Listed records:
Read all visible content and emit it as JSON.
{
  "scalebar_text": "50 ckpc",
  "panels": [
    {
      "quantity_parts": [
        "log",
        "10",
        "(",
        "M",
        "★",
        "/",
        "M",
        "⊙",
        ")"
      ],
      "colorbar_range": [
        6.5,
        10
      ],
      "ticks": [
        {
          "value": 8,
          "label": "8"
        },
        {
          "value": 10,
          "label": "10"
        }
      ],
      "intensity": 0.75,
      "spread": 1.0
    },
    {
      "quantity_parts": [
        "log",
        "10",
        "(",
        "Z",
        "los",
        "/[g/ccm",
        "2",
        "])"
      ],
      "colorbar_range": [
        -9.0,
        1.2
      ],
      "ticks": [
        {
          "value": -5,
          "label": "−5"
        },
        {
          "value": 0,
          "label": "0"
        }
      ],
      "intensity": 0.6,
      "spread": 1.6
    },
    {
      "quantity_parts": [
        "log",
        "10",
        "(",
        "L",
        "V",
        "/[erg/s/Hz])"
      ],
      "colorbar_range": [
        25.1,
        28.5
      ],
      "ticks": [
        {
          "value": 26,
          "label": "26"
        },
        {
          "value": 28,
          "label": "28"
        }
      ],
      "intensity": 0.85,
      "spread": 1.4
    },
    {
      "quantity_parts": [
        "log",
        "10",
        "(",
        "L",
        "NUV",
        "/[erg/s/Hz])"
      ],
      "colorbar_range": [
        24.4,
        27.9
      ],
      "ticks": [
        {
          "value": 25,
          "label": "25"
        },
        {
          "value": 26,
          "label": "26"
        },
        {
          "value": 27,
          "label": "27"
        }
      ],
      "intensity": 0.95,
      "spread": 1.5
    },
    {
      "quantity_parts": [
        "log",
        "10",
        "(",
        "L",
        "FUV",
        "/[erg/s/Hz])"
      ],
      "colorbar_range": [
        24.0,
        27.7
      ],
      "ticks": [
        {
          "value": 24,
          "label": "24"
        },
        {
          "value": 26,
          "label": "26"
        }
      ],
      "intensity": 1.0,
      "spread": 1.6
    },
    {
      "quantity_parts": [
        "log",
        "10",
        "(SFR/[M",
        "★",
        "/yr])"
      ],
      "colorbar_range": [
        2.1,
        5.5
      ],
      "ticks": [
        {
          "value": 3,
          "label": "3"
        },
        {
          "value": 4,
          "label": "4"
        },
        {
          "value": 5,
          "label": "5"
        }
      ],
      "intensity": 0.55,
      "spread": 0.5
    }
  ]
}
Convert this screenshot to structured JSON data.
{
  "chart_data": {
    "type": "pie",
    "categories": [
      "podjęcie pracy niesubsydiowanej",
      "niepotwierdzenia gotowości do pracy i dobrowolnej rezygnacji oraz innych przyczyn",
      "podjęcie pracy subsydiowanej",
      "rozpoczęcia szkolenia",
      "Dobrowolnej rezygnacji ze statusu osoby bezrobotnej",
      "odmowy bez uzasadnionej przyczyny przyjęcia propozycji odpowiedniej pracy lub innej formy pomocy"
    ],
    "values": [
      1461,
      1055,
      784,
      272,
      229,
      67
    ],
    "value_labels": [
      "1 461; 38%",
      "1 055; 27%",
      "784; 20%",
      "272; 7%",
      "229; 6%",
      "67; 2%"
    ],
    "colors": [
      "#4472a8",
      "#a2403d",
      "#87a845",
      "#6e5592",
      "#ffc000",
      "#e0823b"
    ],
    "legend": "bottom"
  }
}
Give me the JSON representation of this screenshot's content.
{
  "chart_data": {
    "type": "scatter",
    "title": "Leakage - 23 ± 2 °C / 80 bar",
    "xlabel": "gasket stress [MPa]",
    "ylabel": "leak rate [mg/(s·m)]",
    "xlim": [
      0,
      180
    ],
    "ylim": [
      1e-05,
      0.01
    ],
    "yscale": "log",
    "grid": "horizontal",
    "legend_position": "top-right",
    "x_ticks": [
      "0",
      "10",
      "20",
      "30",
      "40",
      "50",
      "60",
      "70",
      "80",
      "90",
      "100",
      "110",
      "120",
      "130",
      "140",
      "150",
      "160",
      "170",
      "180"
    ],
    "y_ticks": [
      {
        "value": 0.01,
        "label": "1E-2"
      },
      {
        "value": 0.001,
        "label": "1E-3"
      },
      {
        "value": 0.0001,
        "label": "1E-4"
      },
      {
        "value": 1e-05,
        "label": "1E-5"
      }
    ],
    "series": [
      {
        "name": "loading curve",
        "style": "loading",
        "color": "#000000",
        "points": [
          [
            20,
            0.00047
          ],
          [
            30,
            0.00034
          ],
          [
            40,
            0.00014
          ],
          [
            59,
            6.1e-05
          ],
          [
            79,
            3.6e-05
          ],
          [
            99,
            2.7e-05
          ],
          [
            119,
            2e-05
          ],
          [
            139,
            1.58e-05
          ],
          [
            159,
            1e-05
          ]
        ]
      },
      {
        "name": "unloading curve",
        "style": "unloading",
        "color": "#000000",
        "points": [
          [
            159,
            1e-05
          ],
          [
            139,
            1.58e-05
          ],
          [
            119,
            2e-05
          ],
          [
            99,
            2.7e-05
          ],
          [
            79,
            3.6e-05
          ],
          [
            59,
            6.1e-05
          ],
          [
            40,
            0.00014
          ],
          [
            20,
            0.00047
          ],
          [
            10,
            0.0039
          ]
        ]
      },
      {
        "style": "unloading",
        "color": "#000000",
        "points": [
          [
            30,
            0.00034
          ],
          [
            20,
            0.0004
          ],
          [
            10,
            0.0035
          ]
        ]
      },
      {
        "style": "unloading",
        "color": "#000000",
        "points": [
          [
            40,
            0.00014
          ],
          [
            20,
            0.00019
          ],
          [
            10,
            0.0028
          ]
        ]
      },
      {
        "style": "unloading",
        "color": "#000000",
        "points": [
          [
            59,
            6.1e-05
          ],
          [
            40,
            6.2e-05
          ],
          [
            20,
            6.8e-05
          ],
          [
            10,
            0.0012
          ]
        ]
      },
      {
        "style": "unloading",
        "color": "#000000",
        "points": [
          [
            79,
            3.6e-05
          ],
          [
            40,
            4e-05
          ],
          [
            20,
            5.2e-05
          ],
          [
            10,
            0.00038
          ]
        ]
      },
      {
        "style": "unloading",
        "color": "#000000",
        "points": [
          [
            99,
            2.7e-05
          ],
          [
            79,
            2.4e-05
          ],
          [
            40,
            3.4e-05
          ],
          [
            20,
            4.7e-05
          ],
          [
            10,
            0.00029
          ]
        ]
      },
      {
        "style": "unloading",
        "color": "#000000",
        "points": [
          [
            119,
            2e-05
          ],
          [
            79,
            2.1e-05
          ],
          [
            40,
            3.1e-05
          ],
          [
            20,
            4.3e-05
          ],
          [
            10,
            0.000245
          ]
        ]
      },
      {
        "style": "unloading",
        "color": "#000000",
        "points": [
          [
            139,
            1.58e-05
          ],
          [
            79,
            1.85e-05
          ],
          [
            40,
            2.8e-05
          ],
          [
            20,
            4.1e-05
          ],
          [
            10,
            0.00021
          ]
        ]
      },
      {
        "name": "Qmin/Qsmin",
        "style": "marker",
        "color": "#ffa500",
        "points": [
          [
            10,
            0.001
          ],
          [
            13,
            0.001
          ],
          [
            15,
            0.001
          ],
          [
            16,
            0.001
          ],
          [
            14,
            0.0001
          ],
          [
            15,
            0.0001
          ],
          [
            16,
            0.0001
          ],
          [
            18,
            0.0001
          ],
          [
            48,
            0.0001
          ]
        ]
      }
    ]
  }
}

Direction:
Return the lines of the records that include the string "curve".

The response:
        "name": "loading curve",
        "name": "unloading curve",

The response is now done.